• **EXERCISE TASK**:
Copy each line below in which the word "figure" occurs.

• **TASK INPUT**:

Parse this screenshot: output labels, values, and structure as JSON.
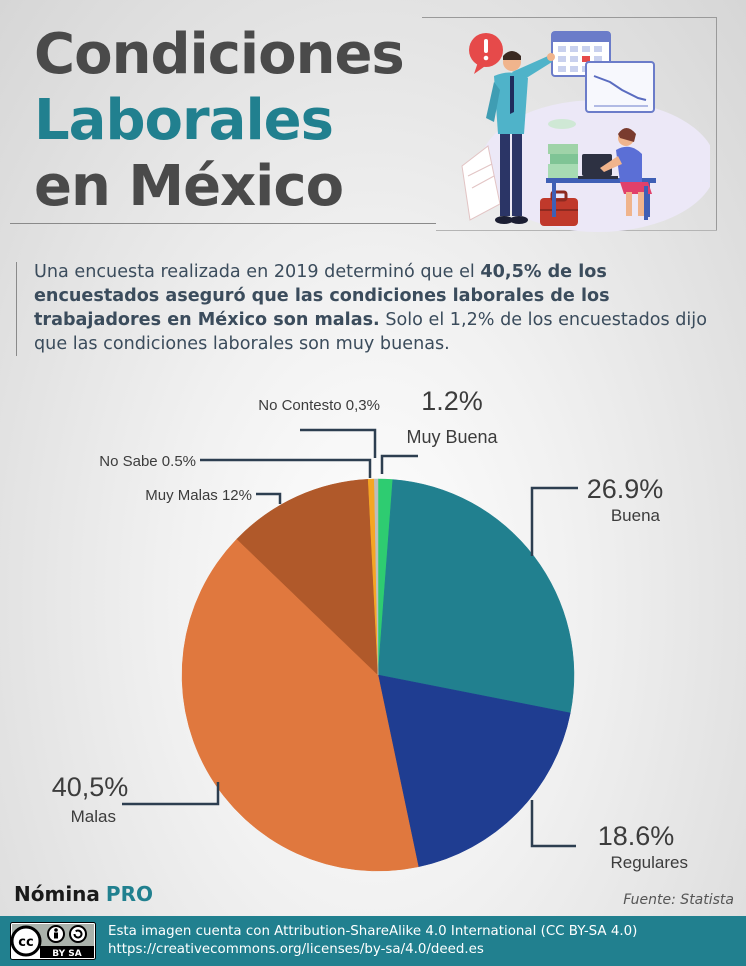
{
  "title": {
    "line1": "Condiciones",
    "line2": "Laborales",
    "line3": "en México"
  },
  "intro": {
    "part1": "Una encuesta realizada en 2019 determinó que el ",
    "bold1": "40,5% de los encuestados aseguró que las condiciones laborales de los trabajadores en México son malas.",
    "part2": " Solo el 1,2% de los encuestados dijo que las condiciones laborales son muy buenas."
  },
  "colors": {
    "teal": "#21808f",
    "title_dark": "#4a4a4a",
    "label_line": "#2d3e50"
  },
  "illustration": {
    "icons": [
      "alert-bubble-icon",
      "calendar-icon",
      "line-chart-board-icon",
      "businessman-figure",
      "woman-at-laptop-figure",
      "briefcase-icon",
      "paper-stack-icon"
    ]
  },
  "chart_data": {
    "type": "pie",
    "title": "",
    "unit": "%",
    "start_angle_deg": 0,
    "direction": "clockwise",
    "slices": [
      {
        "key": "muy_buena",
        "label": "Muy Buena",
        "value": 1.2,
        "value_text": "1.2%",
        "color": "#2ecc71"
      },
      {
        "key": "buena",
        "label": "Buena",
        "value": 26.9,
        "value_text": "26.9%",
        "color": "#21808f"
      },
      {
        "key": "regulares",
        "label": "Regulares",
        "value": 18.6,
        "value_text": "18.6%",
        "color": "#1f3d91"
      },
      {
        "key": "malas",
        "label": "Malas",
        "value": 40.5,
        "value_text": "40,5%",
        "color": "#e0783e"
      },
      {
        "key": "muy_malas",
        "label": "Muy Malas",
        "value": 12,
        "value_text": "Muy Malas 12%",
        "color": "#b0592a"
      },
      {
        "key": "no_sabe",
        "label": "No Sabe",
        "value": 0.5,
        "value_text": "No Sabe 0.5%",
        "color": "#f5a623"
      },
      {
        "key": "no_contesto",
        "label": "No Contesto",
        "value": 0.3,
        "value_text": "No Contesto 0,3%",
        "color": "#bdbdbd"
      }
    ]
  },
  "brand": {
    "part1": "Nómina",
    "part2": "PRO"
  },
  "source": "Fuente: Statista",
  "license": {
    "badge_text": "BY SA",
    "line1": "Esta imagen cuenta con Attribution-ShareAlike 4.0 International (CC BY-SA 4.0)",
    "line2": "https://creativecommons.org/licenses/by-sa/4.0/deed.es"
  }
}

* * *

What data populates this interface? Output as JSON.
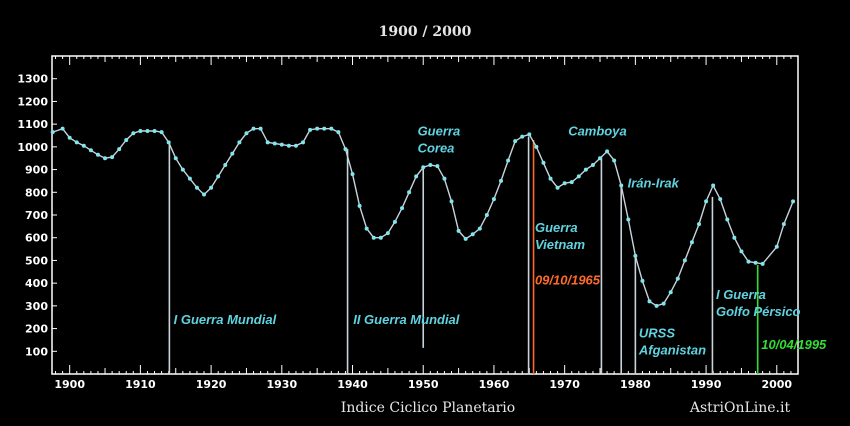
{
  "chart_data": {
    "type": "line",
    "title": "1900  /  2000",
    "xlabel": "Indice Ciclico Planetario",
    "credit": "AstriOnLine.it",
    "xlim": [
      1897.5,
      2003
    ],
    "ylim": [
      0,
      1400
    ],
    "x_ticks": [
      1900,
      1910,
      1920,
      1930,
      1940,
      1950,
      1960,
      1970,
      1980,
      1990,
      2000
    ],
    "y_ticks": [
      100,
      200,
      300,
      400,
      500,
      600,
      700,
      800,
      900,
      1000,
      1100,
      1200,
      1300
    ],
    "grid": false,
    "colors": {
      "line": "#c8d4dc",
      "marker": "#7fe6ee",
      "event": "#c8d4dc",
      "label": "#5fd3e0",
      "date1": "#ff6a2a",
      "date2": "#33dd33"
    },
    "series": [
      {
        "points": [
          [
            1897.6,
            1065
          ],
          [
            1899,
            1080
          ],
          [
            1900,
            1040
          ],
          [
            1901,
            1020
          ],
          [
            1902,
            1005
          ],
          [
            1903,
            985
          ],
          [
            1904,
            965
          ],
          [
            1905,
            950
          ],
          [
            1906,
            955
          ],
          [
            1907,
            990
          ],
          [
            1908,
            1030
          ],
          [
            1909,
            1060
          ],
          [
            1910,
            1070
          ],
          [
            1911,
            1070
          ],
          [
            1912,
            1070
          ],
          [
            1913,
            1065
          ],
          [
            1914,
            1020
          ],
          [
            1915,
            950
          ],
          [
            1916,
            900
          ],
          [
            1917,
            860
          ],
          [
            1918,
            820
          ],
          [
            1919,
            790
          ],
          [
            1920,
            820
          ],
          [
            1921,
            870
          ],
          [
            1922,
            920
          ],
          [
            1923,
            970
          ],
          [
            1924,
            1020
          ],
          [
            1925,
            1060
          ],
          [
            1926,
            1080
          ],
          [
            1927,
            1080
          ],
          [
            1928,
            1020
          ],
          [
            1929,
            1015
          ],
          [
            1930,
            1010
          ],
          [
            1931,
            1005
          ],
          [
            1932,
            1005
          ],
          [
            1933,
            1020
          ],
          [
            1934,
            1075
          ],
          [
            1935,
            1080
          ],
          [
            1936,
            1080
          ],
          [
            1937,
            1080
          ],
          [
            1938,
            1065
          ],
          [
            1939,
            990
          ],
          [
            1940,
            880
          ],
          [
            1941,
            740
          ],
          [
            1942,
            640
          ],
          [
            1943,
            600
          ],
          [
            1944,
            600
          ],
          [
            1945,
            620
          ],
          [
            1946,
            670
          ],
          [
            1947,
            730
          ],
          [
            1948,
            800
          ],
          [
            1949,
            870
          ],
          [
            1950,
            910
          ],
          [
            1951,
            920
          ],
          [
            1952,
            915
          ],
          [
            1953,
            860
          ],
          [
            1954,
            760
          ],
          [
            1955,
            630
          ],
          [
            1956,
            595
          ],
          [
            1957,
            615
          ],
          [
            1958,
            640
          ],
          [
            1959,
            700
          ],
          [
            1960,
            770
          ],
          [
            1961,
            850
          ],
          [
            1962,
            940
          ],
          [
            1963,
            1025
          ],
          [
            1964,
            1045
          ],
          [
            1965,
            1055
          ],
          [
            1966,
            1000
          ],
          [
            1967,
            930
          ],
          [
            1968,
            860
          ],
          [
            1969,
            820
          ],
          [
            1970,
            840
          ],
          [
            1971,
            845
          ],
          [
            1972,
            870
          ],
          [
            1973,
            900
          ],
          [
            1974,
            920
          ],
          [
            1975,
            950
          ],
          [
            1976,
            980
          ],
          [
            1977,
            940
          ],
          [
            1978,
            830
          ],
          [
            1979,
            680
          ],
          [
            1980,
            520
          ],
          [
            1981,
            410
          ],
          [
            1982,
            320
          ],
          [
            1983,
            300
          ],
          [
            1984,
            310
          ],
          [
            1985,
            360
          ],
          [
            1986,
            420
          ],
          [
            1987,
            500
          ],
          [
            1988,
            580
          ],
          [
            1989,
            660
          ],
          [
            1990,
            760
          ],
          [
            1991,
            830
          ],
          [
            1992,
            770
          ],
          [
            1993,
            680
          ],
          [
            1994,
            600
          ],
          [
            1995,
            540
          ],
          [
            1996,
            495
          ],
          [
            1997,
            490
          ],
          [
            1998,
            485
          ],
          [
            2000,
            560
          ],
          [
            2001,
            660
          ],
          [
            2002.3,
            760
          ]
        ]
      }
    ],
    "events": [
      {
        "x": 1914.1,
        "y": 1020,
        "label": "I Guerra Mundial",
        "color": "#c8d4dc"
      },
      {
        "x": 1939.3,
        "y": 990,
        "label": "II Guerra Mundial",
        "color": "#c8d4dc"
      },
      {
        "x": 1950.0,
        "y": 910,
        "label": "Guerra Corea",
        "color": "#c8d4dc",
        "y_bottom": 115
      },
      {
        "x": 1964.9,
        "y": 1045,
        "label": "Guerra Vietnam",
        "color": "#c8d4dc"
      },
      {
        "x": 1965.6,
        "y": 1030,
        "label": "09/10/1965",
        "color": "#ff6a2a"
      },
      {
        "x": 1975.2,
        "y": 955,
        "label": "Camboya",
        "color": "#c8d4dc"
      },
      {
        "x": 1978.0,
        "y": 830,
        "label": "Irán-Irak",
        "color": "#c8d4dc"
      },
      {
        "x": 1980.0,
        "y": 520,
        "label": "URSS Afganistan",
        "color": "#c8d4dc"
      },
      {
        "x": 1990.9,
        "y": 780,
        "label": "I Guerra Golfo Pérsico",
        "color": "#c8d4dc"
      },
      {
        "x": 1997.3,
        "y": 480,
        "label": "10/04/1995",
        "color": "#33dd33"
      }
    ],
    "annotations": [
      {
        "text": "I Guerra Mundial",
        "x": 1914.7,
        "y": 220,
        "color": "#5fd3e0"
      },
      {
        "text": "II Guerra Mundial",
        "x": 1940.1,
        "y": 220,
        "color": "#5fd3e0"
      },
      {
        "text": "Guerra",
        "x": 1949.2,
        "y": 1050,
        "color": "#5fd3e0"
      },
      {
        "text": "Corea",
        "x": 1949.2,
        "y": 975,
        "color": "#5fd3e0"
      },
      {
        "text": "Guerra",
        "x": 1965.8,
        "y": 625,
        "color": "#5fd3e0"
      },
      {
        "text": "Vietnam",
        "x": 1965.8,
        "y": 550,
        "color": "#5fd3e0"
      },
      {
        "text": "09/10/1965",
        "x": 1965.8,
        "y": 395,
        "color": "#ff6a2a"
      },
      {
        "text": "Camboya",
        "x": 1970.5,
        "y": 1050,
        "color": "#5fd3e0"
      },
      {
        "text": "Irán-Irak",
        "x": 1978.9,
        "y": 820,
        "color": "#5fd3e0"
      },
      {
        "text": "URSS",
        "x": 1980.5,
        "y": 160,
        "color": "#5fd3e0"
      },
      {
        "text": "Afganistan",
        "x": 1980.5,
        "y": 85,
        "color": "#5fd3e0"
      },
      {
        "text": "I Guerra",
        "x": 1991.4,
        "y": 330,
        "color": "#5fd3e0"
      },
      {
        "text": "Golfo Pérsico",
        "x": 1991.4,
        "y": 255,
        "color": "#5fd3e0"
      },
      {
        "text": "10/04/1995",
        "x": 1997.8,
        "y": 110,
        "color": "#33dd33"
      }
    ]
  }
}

• **WORKED ANSWER**:
      "businessman-figure",
      "woman-at-laptop-figure",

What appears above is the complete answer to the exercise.